What is required:
Reproduce all records exactly.

-- start of Data supplied --

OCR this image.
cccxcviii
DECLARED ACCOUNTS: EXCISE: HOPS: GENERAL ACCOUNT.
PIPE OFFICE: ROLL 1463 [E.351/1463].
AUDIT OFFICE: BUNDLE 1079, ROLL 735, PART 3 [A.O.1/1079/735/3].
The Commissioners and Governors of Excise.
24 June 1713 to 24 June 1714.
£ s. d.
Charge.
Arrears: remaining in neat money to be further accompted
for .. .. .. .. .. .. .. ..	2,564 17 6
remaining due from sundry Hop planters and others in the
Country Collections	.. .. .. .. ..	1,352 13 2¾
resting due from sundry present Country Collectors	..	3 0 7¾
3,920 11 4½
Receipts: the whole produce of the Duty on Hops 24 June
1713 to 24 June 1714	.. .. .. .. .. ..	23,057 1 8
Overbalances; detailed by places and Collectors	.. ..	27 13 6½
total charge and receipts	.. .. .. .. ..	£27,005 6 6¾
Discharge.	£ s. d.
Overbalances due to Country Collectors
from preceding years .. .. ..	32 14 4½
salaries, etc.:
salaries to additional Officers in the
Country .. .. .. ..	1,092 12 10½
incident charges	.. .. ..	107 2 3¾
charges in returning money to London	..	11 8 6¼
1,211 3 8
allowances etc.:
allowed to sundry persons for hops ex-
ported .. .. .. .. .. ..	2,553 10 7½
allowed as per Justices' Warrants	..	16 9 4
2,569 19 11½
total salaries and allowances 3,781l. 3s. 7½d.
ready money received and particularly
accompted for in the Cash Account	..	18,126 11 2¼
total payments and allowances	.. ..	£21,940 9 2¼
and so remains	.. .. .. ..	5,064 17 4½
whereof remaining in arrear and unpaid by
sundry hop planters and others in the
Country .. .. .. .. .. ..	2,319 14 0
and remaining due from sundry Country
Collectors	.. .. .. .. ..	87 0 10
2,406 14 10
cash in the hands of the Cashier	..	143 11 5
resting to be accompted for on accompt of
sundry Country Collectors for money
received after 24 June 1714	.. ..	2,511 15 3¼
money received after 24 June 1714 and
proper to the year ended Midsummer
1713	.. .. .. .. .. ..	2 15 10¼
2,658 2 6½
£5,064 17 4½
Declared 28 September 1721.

-- end of Data supplied --

Completed exercise:
OCR this image.
cccxcviii
DECLARED ACCOUNTS: EXCISE: HOPS: GENERAL ACCOUNT.
PIPE OFFICE: ROLL 1463 [E.351/1463].
AUDIT OFFICE: BUNDLE 1079, ROLL 735, PART 3 [A.O.1/1079/735/3].
The Commissioners and Governors of Excise.
24 June 1713 to 24 June 1714.
£ s. d.
Charge.
Arrears: remaining in neat money to be further accompted
for .. .. .. .. .. .. .. ..	2,564 17 6
remaining due from sundry Hop planters and others in the
Country Collections	.. .. .. .. ..	1,352 13 2¾
resting due from sundry present Country Collectors	..	3 0 7¾
3,920 11 4½
Receipts: the whole produce of the Duty on Hops 24 June
1713 to 24 June 1714	.. .. .. .. .. ..	23,057 1 8
Overbalances; detailed by places and Collectors	.. ..	27 13 6½
total charge and receipts	.. .. .. .. ..	£27,005 6 6¾
Discharge.	£ s. d.
Overbalances due to Country Collectors
from preceding years .. .. ..	32 14 4½
salaries, etc.:
salaries to additional Officers in the
Country .. .. .. ..	1,092 12 10½
incident charges	.. .. ..	107 2 3¾
charges in returning money to London	..	11 8 6¼
1,211 3 8
allowances etc.:
allowed to sundry persons for hops ex-
ported .. .. .. .. .. ..	2,553 10 7½
allowed as per Justices' Warrants	..	16 9 4
2,569 19 11½
total salaries and allowances 3,781l. 3s. 7½d.
ready money received and particularly
accompted for in the Cash Account	..	18,126 11 2¼
total payments and allowances	.. ..	£21,940 9 2¼
and so remains	.. .. .. ..	5,064 17 4½
whereof remaining in arrear and unpaid by
sundry hop planters and others in the
Country .. .. .. .. .. ..	2,319 14 0
and remaining due from sundry Country
Collectors	.. .. .. .. ..	87 0 10
2,406 14 10
cash in the hands of the Cashier	..	143 11 5
resting to be accompted for on accompt of
sundry Country Collectors for money
received after 24 June 1714	.. ..	2,511 15 3¼
money received after 24 June 1714 and
proper to the year ended Midsummer
1713	.. .. .. .. .. ..	2 15 10¼
2,658 2 6½
£5,064 17 4½
Declared 28 September 1721.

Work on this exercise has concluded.